--- Start Stored rows ---

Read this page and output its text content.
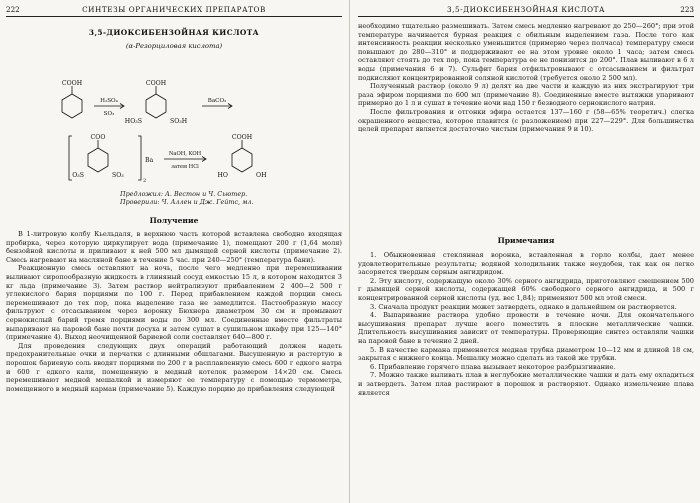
222	СИНТЕЗЫ ОРГАНИЧЕСКИХ ПРЕПАРАТОВ
3,5-ДИОКСИБЕНЗОЙНАЯ КИСЛОТА
(α-Резорциловая кислота)
COOH
H₂SO₄
SO₃
COOH
HO₃S	SO₃H
BaCO₃
COO
O₃S	SO₃
2
Ba
NaOH, KOH
затем HCl
COOH
HO	OH
Предложил: А. Вестон и Ч. Сьютер.
Проверили: Ч. Аллен и Дж. Гейтс, мл.
Получение

В 1-литровую колбу Кьельдаля, в верхнюю часть которой вставлена свободно входящая пробирка, через которую циркулирует вода (примечание 1), помещают 200 г (1,64 моля) бензойной кислоты и приливают к ней 500 мл дымящей серной кислоты (примечание 2). Смесь нагревают на масляной бане в течение 5 час. при 240—250° (температура бани).

Реакционную смесь оставляют на ночь, после чего медленно при перемешивании выливают сиропообразную жидкость в глиняный сосуд емкостью 15 л, в котором находится 3 кг льда (примечание 3). Затем раствор нейтрализуют прибавлением 2 400—2 500 г углекислого бария порциями по 100 г. Перед прибавлением каждой порции смесь перемешивают до тех пор, пока выделение газа не замедлится. Пастообразную массу фильтруют с отсасыванием через воронку Бюхнера диаметром 30 см и промывают сернокислый барий тремя порциями воды по 300 мл. Соединенные вместе фильтраты выпаривают на паровой бане почти досуха и затем сушат в сушильном шкафу при 125—140° (примечание 4). Выход неочищенной бариевой соли составляет 640—800 г.

Для проведения следующих двух операций работающий должен надеть предохранительные очки и перчатки с длинными обшлагами. Высушенную и растертую в порошок бариевую соль вводят порциями по 200 г в расплавленную смесь 600 г едкого натра и 600 г едкого кали, помещенную в медный котелок размером 14×20 см. Смесь перемешивают медной мешалкой и измеряют ее температуру с помощью термометра, помещенного в медный карман (примечание 5). Каждую порцию до прибавления следующей

3,5-ДИОКСИБЕНЗОЙНАЯ КИСЛОТА	223

необходимо тщательно размешивать. Затем смесь медленно нагревают до 250—260°; при этой температуре начинается бурная реакция с обильным выделением газа. После того как интенсивность реакции несколько уменьшится (примерно через полчаса) температуру смеси повышают до 280—310° и поддерживают ее на этом уровне около 1 часа; затем смесь оставляют стоять до тех пор, пока температура ее не понизится до 200°. Плав выливают в 6 л воды (примечания 6 и 7). Сульфит бария отфильтровывают с отсасыванием и фильтрат подкисляют концентрированной соляной кислотой (требуется около 2 500 мл).

Полученный раствор (около 9 л) делят на две части и каждую из них экстрагируют три раза эфиром порциями по 600 мл (примечание 8). Соединенные вместе вытяжки упаривают примерно до 1 л и сушат в течение ночи над 150 г безводного сернокислого натрия.

После фильтрования и отгонки эфира остается 137—160 г (58—65% теоретич.) слегка окрашенного вещества, которое плавится (с разложением) при 227—229°. Для большинства целей препарат является достаточно чистым (примечания 9 и 10).

Примечания

1. Обыкновенная стеклянная воронка, вставленная в горло колбы, дает менее удовлетворительные результаты; водяной холодильник также неудобен, так как он легко засоряется твердым серным ангидридом.

2. Эту кислоту, содержащую около 30% серного ангидрида, приготовляют смешением 500 г дымящей серной кислоты, содержащей 60% свободного серного ангидрида, и 500 г концентрированной серной кислоты (уд. вес 1,84); применяют 500 мл этой смеси.

3. Сначала продукт реакции может затвердеть, однако в дальнейшем он растворяется.

4. Выпаривание раствора удобно провести в течение ночи. Для окончательного высушивания препарат лучше всего поместить в плоские металлические чашки. Длительность высушивания зависит от температуры. Проверяющие синтез оставляли чашки на паровой бане в течение 2 дней.

5. В качестве кармана применяется медная трубка диаметром 10—12 мм и длиной 18 см, закрытая с нижнего конца. Мешалку можно сделать из такой же трубки.

6. Прибавление горячего плава вызывает некоторое разбрызгивание.

7. Можно также выливать плав в неглубокие металлические чашки и дать ему охладиться и затвердеть. Затем плав растирают в порошок и растворяют. Однако измельчение плава является
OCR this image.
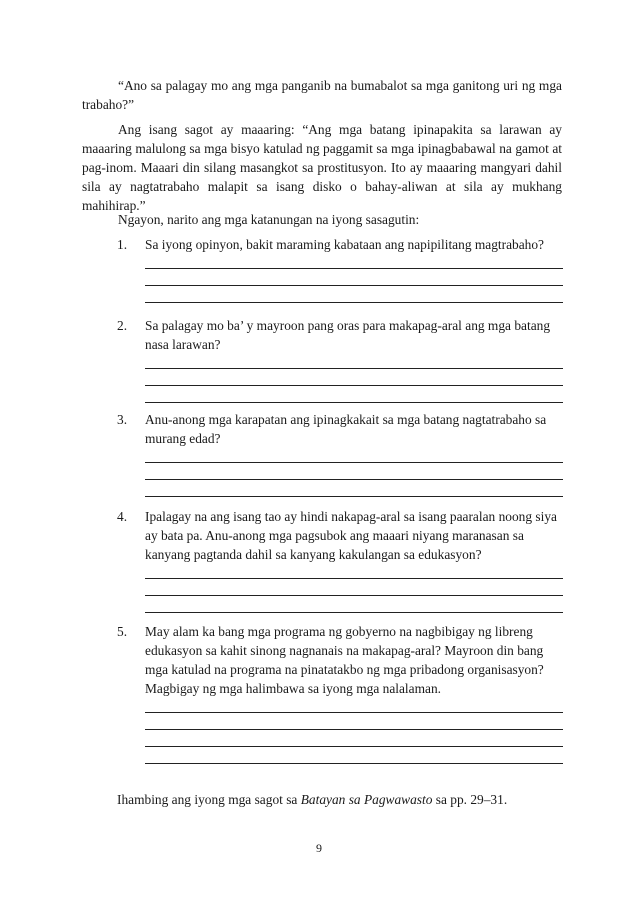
“Ano sa palagay mo ang mga panganib na bumabalot sa mga ganitong uri ng mga trabaho?”

Ang isang sagot ay maaaring: “Ang mga batang ipinapakita sa larawan ay maaaring malulong sa mga bisyo katulad ng paggamit sa mga ipinagbabawal na gamot at pag-inom. Maaari din silang masangkot sa prostitusyon. Ito ay maaaring mangyari dahil sila ay nagtatrabaho malapit sa isang disko o bahay-aliwan at sila ay mukhang mahihirap.”

Ngayon, narito ang mga katanungan na iyong sasagutin:

1. Sa iyong opinyon, bakit maraming kabataan ang napipilitang magtrabaho?
2. Sa palagay mo ba’ y mayroon pang oras para makapag-aral ang mga batang nasa larawan?
3. Anu-anong mga karapatan ang ipinagkakait sa mga batang nagtatrabaho sa murang edad?
4. Ipalagay na ang isang tao ay hindi nakapag-aral sa isang paaralan noong siya ay bata pa. Anu-anong mga pagsubok ang maaari niyang maranasan sa kanyang pagtanda dahil sa kanyang kakulangan sa edukasyon?
5. May alam ka bang mga programa ng gobyerno na nagbibigay ng libreng edukasyon sa kahit sinong nagnanais na makapag-aral? Mayroon din bang mga katulad na programa na pinatatakbo ng mga pribadong organisasyon? Magbigay ng mga halimbawa sa iyong mga nalalaman.
Ihambing ang iyong mga sagot sa Batayan sa Pagwawasto sa pp. 29–31.
9
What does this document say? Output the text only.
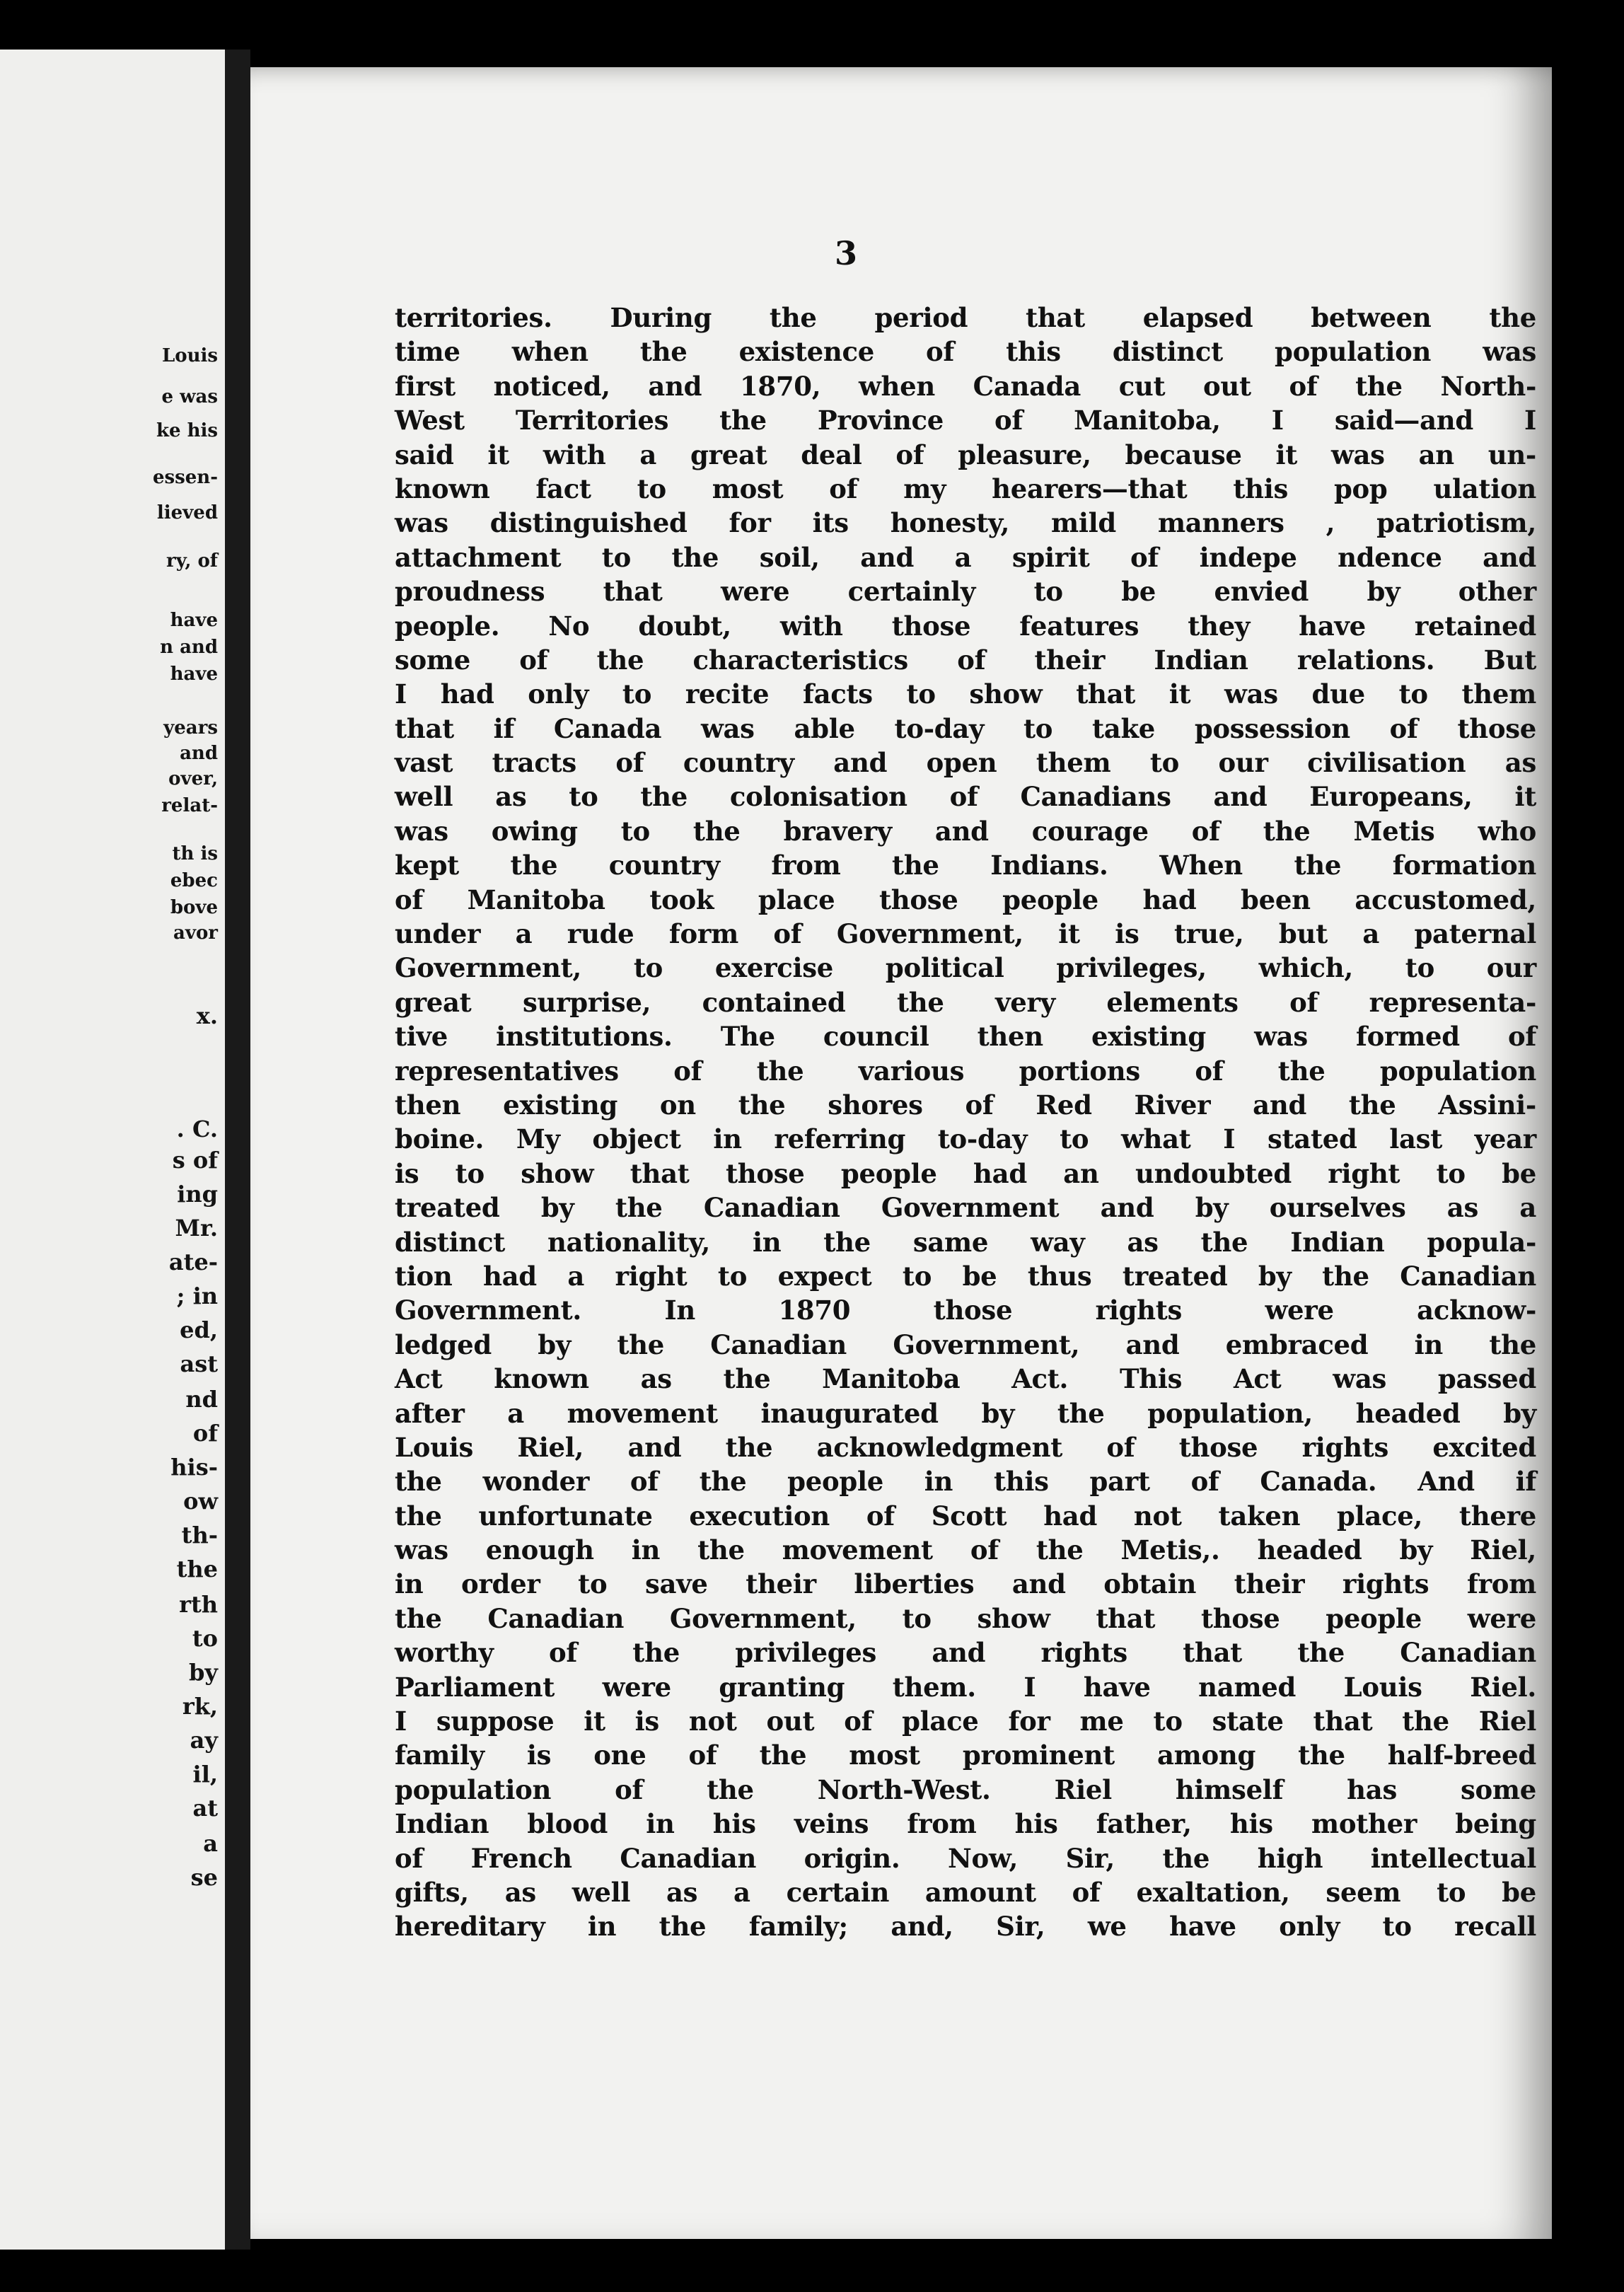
Louis
e was
ke his
essen-
lieved
ry, of
have
n and
have
years
and
over,
relat-
th is
ebec
bove
avor
x.
. C.
s of
ing
Mr.
ate-
; in
ed,
ast
nd
of
his-
ow
th-
the
rth
to
by
rk,
ay
il,
at
a
se
3
territories. During the period that elapsed between the
time when the existence of this distinct population was
first noticed, and 1870, when Canada cut out of the North-
West Territories the Province of Manitoba, I said—and I
said it with a great deal of pleasure, because it was an un-
known fact to most of my hearers—that this pop ulation
was distinguished for its honesty, mild manners , patriotism,
attachment to the soil, and a spirit of indepe ndence and
proudness that were certainly to be envied by other
people. No doubt, with those features they have retained
some of the characteristics of their Indian relations. But
I had only to recite facts to show that it was due to them
that if Canada was able to-day to take possession of those
vast tracts of country and open them to our civilisation as
well as to the colonisation of Canadians and Europeans, it
was owing to the bravery and courage of the Metis who
kept the country from the Indians. When the formation
of Manitoba took place those people had been accustomed,
under a rude form of Government, it is true, but a paternal
Government, to exercise political privileges, which, to our
great surprise, contained the very elements of representa-
tive institutions. The council then existing was formed of
representatives of the various portions of the population
then existing on the shores of Red River and the Assini-
boine. My object in referring to-day to what I stated last year
is to show that those people had an undoubted right to be
treated by the Canadian Government and by ourselves as a
distinct nationality, in the same way as the Indian popula-
tion had a right to expect to be thus treated by the Canadian
Government. In 1870 those rights were acknow-
ledged by the Canadian Government, and embraced in the
Act known as the Manitoba Act. This Act was passed
after a movement inaugurated by the population, headed by
Louis Riel, and the acknowledgment of those rights excited
the wonder of the people in this part of Canada. And if
the unfortunate execution of Scott had not taken place, there
was enough in the movement of the Metis,. headed by Riel,
in order to save their liberties and obtain their rights from
the Canadian Government, to show that those people were
worthy of the privileges and rights that the Canadian
Parliament were granting them. I have named Louis Riel.
I suppose it is not out of place for me to state that the Riel
family is one of the most prominent among the half-breed
population of the North-West. Riel himself has some
Indian blood in his veins from his father, his mother being
of French Canadian origin. Now, Sir, the high intellectual
gifts, as well as a certain amount of exaltation, seem to be
hereditary in the family; and, Sir, we have only to recall
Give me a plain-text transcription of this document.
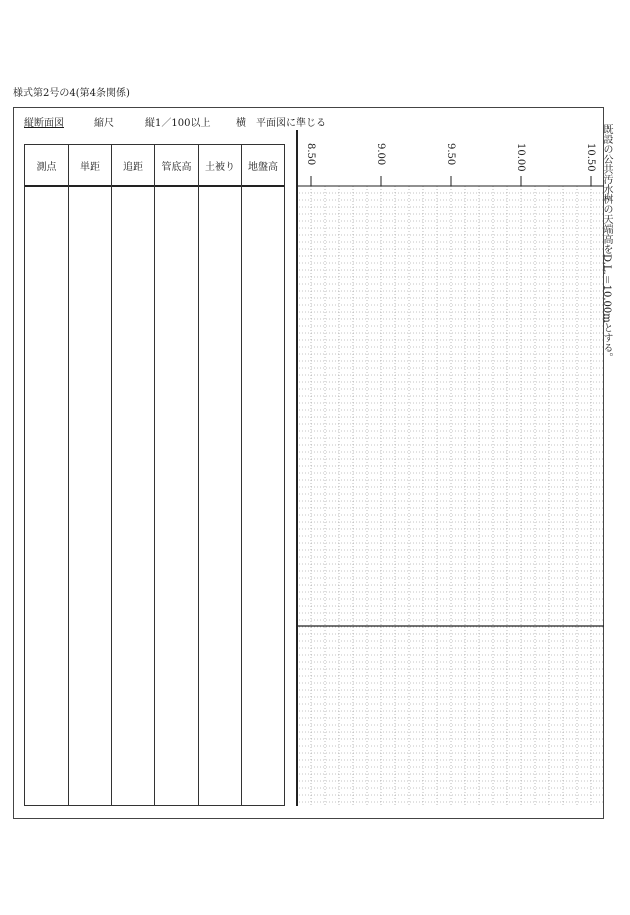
様式第2号の4(第4条関係)
縦断面図	縮尺	縦1／100以上	横　平面図に準じる
測点	単距	追距	管底高	土被り	地盤高
8.50	9.00	9.50	10.00	10.50 既設の公共汚水桝の天端高をD.L.＝10.00mとする。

--- End Stored rows ---

• Work required
From the listing above, pick out every line containing "Louis".

• Correct response
Louis
Louis Riel, and the acknowledgment of those rights excited
Parliament were granting them. I have named Louis Riel.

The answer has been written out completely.